- Written instruction -
Answer with one number: the count of lines in this material that hold the word "shell".
── The records
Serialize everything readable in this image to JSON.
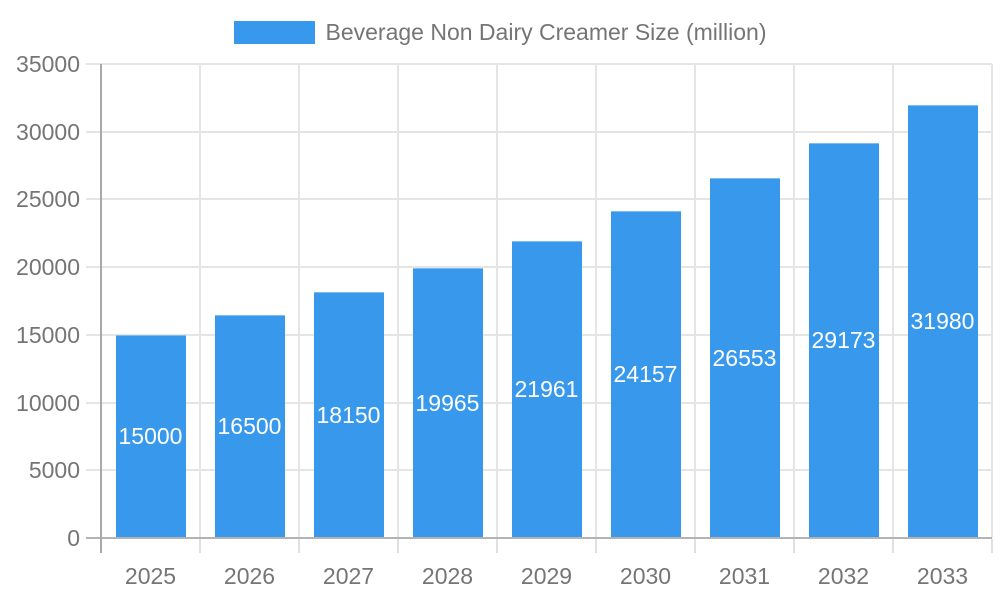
{
  "legend": {
    "label": "Beverage Non Dairy Creamer Size (million)"
  },
  "chart_data": {
    "type": "bar",
    "title": "Beverage Non Dairy Creamer Size (million)",
    "series_name": "Beverage Non Dairy Creamer Size (million)",
    "categories": [
      "2025",
      "2026",
      "2027",
      "2028",
      "2029",
      "2030",
      "2031",
      "2032",
      "2033"
    ],
    "values": [
      15000,
      16500,
      18150,
      19965,
      21961,
      24157,
      26553,
      29173,
      31980
    ],
    "value_labels": [
      "15000",
      "16500",
      "18150",
      "19965",
      "21961",
      "24157",
      "26553",
      "29173",
      "31980"
    ],
    "xlabel": "",
    "ylabel": "",
    "ylim": [
      0,
      35000
    ],
    "ytick_step": 5000,
    "ytick_labels": [
      "0",
      "5000",
      "10000",
      "15000",
      "20000",
      "25000",
      "30000",
      "35000"
    ],
    "grid": "horizontal and vertical gridlines on",
    "legend_position": "top-center",
    "value_label_position": "inside-center",
    "colors": {
      "bar": "#3899EC",
      "bar_label": "#FFFFFF",
      "axis_text": "#757575",
      "gridline": "#E5E5E5",
      "y_axis_line": "#A9A9A9",
      "baseline": "#B3B3B3",
      "x_tick": "#E0E0E0"
    }
  }
}
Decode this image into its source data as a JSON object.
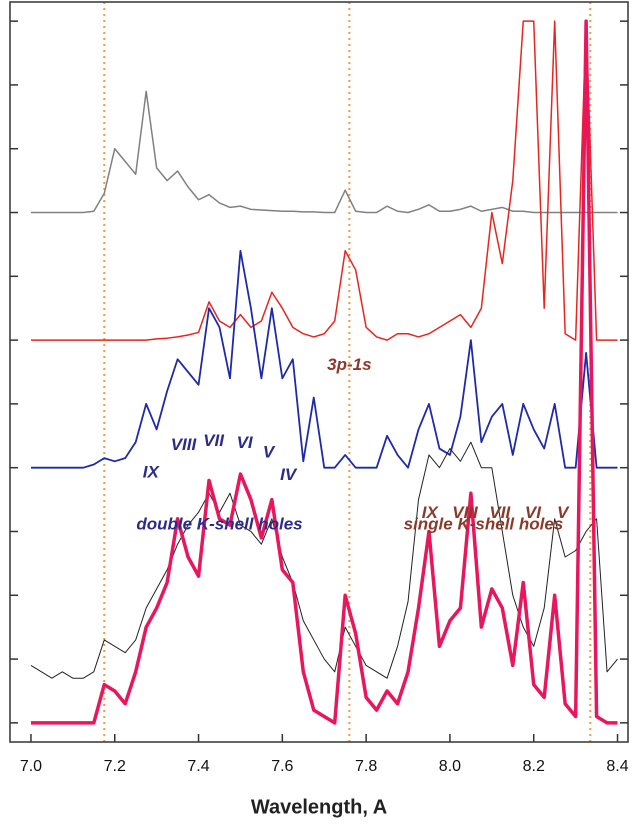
{
  "chart_data": {
    "type": "line",
    "x_label": "Wavelength, A",
    "xlim": [
      6.95,
      8.425
    ],
    "ylim": [
      -0.3,
      11.3
    ],
    "xticks": [
      {
        "value": 7,
        "label": "7.0"
      },
      7.2,
      7.4,
      7.6,
      7.8,
      {
        "value": 8,
        "label": "8.0"
      },
      8.2,
      8.4
    ],
    "yticks": [
      0,
      1,
      2,
      3,
      4,
      5,
      6,
      7,
      8,
      9,
      10,
      11
    ],
    "x": [
      7.0,
      7.025,
      7.05,
      7.075,
      7.1,
      7.125,
      7.15,
      7.175,
      7.2,
      7.225,
      7.25,
      7.275,
      7.3,
      7.325,
      7.35,
      7.375,
      7.4,
      7.425,
      7.45,
      7.475,
      7.5,
      7.525,
      7.55,
      7.575,
      7.6,
      7.625,
      7.65,
      7.675,
      7.7,
      7.725,
      7.75,
      7.775,
      7.8,
      7.825,
      7.85,
      7.875,
      7.9,
      7.925,
      7.95,
      7.975,
      8.0,
      8.025,
      8.05,
      8.075,
      8.1,
      8.125,
      8.15,
      8.175,
      8.2,
      8.225,
      8.25,
      8.275,
      8.3,
      8.325,
      8.35,
      8.375,
      8.4
    ],
    "series": [
      {
        "color": "#808080",
        "width": 1.5,
        "values": [
          8.0,
          8.0,
          8.0,
          8.0,
          8.0,
          8.0,
          8.02,
          8.3,
          9.0,
          8.8,
          8.6,
          9.9,
          8.7,
          8.5,
          8.65,
          8.4,
          8.2,
          8.28,
          8.15,
          8.08,
          8.1,
          8.05,
          8.04,
          8.03,
          8.02,
          8.02,
          8.01,
          8.01,
          8.0,
          8.0,
          8.35,
          8.02,
          8.0,
          8.0,
          8.1,
          8.02,
          8.0,
          8.05,
          8.12,
          8.02,
          8.02,
          8.05,
          8.1,
          8.02,
          8.05,
          8.08,
          8.02,
          8.02,
          8.0,
          8.0,
          8.0,
          8.0,
          8.0,
          8.0,
          8.0,
          8.0,
          8.0
        ]
      },
      {
        "color": "#e8251f",
        "width": 1.5,
        "values": [
          6.0,
          6.0,
          6.0,
          6.0,
          6.0,
          6.0,
          6.0,
          6.0,
          6.0,
          6.0,
          6.0,
          6.0,
          6.02,
          6.03,
          6.05,
          6.08,
          6.12,
          6.6,
          6.3,
          6.2,
          6.4,
          6.2,
          6.3,
          6.75,
          6.5,
          6.2,
          6.1,
          6.05,
          6.1,
          6.3,
          7.4,
          7.1,
          6.2,
          6.05,
          6.0,
          6.1,
          6.1,
          6.05,
          6.1,
          6.2,
          6.3,
          6.4,
          6.2,
          6.5,
          8.0,
          7.2,
          8.5,
          11.0,
          11.0,
          6.5,
          11.0,
          6.1,
          6.0,
          11.0,
          6.0,
          6.0,
          6.0
        ]
      },
      {
        "color": "#1f2aa8",
        "width": 1.8,
        "values": [
          4.0,
          4.0,
          4.0,
          4.0,
          4.0,
          4.0,
          4.05,
          4.15,
          4.1,
          4.15,
          4.4,
          5.0,
          4.6,
          5.2,
          5.7,
          5.5,
          5.3,
          6.5,
          6.2,
          5.4,
          7.4,
          6.5,
          5.4,
          6.5,
          5.4,
          5.7,
          4.1,
          5.1,
          4.0,
          4.0,
          4.2,
          4.0,
          4.0,
          4.0,
          4.5,
          4.2,
          4.0,
          4.6,
          5.0,
          4.3,
          4.2,
          4.8,
          6.0,
          4.4,
          4.8,
          5.0,
          4.2,
          5.0,
          4.6,
          4.3,
          5.0,
          4.0,
          4.0,
          5.8,
          4.0,
          4.0,
          4.0
        ]
      },
      {
        "color": "#222222",
        "width": 1,
        "values": [
          0.9,
          0.8,
          0.7,
          0.8,
          0.7,
          0.7,
          0.8,
          1.3,
          1.2,
          1.1,
          1.3,
          1.8,
          2.1,
          2.4,
          2.8,
          3.1,
          3.3,
          3.6,
          3.3,
          3.6,
          3.1,
          3.0,
          2.8,
          3.2,
          2.6,
          2.2,
          1.6,
          1.3,
          1.0,
          0.8,
          1.5,
          1.2,
          0.9,
          0.8,
          0.7,
          1.2,
          1.9,
          3.5,
          4.2,
          4.0,
          4.3,
          4.1,
          4.4,
          4.0,
          4.0,
          3.0,
          2.0,
          1.5,
          1.2,
          1.8,
          3.2,
          2.6,
          2.7,
          3.0,
          3.2,
          0.8,
          1.0
        ]
      },
      {
        "color": "#e8175d",
        "width": 3.5,
        "values": [
          0.0,
          0.0,
          0.0,
          0.0,
          0.0,
          0.0,
          0.0,
          0.6,
          0.5,
          0.3,
          0.8,
          1.5,
          1.8,
          2.2,
          3.2,
          2.6,
          2.3,
          3.8,
          3.2,
          3.1,
          3.9,
          3.5,
          2.9,
          3.5,
          2.4,
          2.2,
          0.8,
          0.2,
          0.1,
          0.0,
          2.0,
          1.4,
          0.4,
          0.2,
          0.5,
          0.3,
          0.8,
          1.8,
          3.0,
          1.2,
          1.6,
          1.8,
          3.6,
          1.5,
          2.1,
          1.8,
          0.9,
          2.2,
          0.6,
          0.4,
          2.0,
          0.3,
          0.1,
          11.0,
          0.1,
          0.0,
          0.0
        ]
      }
    ],
    "vlines": {
      "color": "#f39a3c",
      "values": [
        7.175,
        7.76,
        8.335
      ]
    },
    "annotations": [
      {
        "text": "3p-1s",
        "x": 7.76,
        "y": 5.6,
        "color": "#8b3a2a"
      },
      {
        "text": "double K-shell holes",
        "x": 7.45,
        "y": 3.1,
        "color": "#2b2b8c"
      },
      {
        "text": "single K-shell holes",
        "x": 8.08,
        "y": 3.1,
        "color": "#8b3a2a"
      },
      {
        "text": "IX",
        "x": 7.286,
        "y": 3.92,
        "color": "#2b2b8c"
      },
      {
        "text": "VIII",
        "x": 7.364,
        "y": 4.35,
        "color": "#2b2b8c"
      },
      {
        "text": "VII",
        "x": 7.436,
        "y": 4.41,
        "color": "#2b2b8c"
      },
      {
        "text": "VI",
        "x": 7.51,
        "y": 4.38,
        "color": "#2b2b8c"
      },
      {
        "text": "V",
        "x": 7.567,
        "y": 4.23,
        "color": "#2b2b8c"
      },
      {
        "text": "IV",
        "x": 7.614,
        "y": 3.88,
        "color": "#2b2b8c"
      },
      {
        "text": "IX",
        "x": 7.952,
        "y": 3.28,
        "color": "#8b3a2a"
      },
      {
        "text": "VIII",
        "x": 8.036,
        "y": 3.28,
        "color": "#8b3a2a"
      },
      {
        "text": "VII",
        "x": 8.119,
        "y": 3.28,
        "color": "#8b3a2a"
      },
      {
        "text": "VI",
        "x": 8.198,
        "y": 3.28,
        "color": "#8b3a2a"
      },
      {
        "text": "V",
        "x": 8.269,
        "y": 3.28,
        "color": "#8b3a2a"
      }
    ]
  }
}
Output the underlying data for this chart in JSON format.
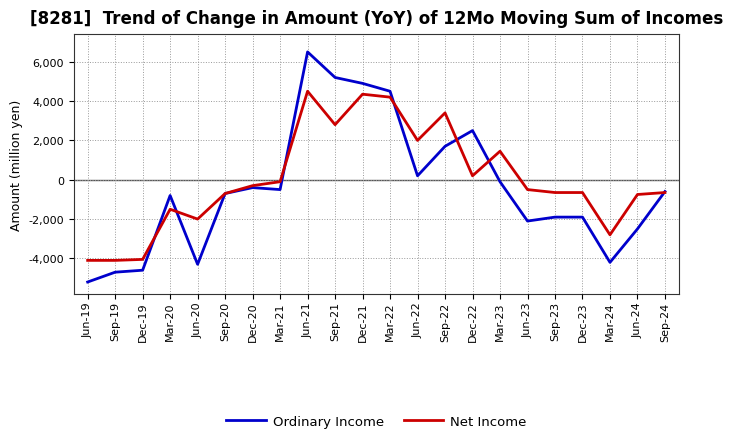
{
  "title": "[8281]  Trend of Change in Amount (YoY) of 12Mo Moving Sum of Incomes",
  "ylabel": "Amount (million yen)",
  "x_labels": [
    "Jun-19",
    "Sep-19",
    "Dec-19",
    "Mar-20",
    "Jun-20",
    "Sep-20",
    "Dec-20",
    "Mar-21",
    "Jun-21",
    "Sep-21",
    "Dec-21",
    "Mar-22",
    "Jun-22",
    "Sep-22",
    "Dec-22",
    "Mar-23",
    "Jun-23",
    "Sep-23",
    "Dec-23",
    "Mar-24",
    "Jun-24",
    "Sep-24"
  ],
  "ordinary_income": [
    -5200,
    -4700,
    -4600,
    -800,
    -4300,
    -700,
    -400,
    -500,
    6500,
    5200,
    4900,
    4500,
    200,
    1700,
    2500,
    -100,
    -2100,
    -1900,
    -1900,
    -4200,
    -2500,
    -600
  ],
  "net_income": [
    -4100,
    -4100,
    -4050,
    -1500,
    -2000,
    -700,
    -300,
    -100,
    4500,
    2800,
    4350,
    4200,
    2000,
    3400,
    200,
    1450,
    -500,
    -650,
    -650,
    -2800,
    -750,
    -650
  ],
  "ordinary_color": "#0000cc",
  "net_color": "#cc0000",
  "bg_color": "#ffffff",
  "ylim": [
    -5800,
    7400
  ],
  "yticks": [
    -4000,
    -2000,
    0,
    2000,
    4000,
    6000
  ],
  "grid_color": "#999999",
  "zero_line_color": "#555555",
  "title_fontsize": 12,
  "label_fontsize": 9,
  "tick_fontsize": 8,
  "legend_fontsize": 9.5,
  "line_width": 2.0
}
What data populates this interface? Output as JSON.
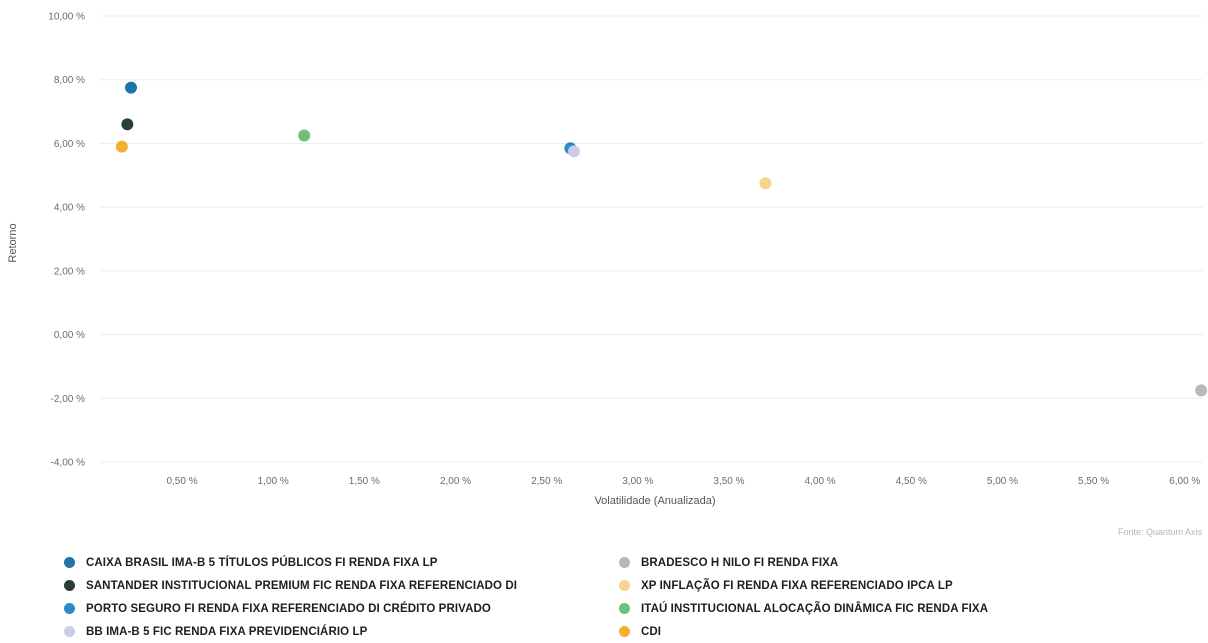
{
  "chart_data": {
    "type": "scatter",
    "title": "",
    "xlabel": "Volatilidade (Anualizada)",
    "ylabel": "Retorno",
    "xlim": [
      0.05,
      6.1
    ],
    "ylim": [
      -4.0,
      10.0
    ],
    "x_ticks": [
      0.5,
      1.0,
      1.5,
      2.0,
      2.5,
      3.0,
      3.5,
      4.0,
      4.5,
      5.0,
      5.5,
      6.0
    ],
    "x_tick_labels": [
      "0,50 %",
      "1,00 %",
      "1,50 %",
      "2,00 %",
      "2,50 %",
      "3,00 %",
      "3,50 %",
      "4,00 %",
      "4,50 %",
      "5,00 %",
      "5,50 %",
      "6,00 %"
    ],
    "y_ticks": [
      -4,
      -2,
      0,
      2,
      4,
      6,
      8,
      10
    ],
    "y_tick_labels": [
      "-4,00 %",
      "-2,00 %",
      "0,00 %",
      "2,00 %",
      "4,00 %",
      "6,00 %",
      "8,00 %",
      "10,00 %"
    ],
    "grid": "horizontal",
    "legend_position": "bottom",
    "series": [
      {
        "name": "CAIXA BRASIL IMA-B 5 TÍTULOS PÚBLICOS FI RENDA FIXA LP",
        "color": "#1f74a8",
        "x": 0.22,
        "y": 7.75
      },
      {
        "name": "SANTANDER INSTITUCIONAL PREMIUM FIC RENDA FIXA REFERENCIADO DI",
        "color": "#2b3d3a",
        "x": 0.2,
        "y": 6.6
      },
      {
        "name": "PORTO SEGURO FI RENDA FIXA REFERENCIADO DI CRÉDITO PRIVADO",
        "color": "#2a8cc4",
        "x": 2.63,
        "y": 5.85
      },
      {
        "name": "BB IMA-B 5 FIC RENDA FIXA PREVIDENCIÁRIO LP",
        "color": "#c9cde6",
        "x": 2.65,
        "y": 5.75
      },
      {
        "name": "BRADESCO H NILO FI RENDA FIXA",
        "color": "#b8b8b8",
        "x": 6.09,
        "y": -1.75
      },
      {
        "name": "XP INFLAÇÃO FI RENDA FIXA REFERENCIADO IPCA LP",
        "color": "#f5d58c",
        "x": 3.7,
        "y": 4.75
      },
      {
        "name": "ITAÚ INSTITUCIONAL ALOCAÇÃO DINÂMICA FIC RENDA FIXA",
        "color": "#6cbf7f",
        "x": 1.17,
        "y": 6.25
      },
      {
        "name": "CDI",
        "color": "#f6b02f",
        "x": 0.17,
        "y": 5.9
      }
    ]
  },
  "source_text": "Fonte: Quantum Axis"
}
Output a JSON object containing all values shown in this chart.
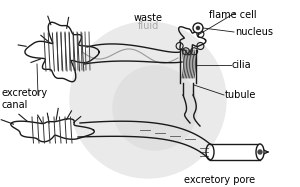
────
- Answer to the task -
2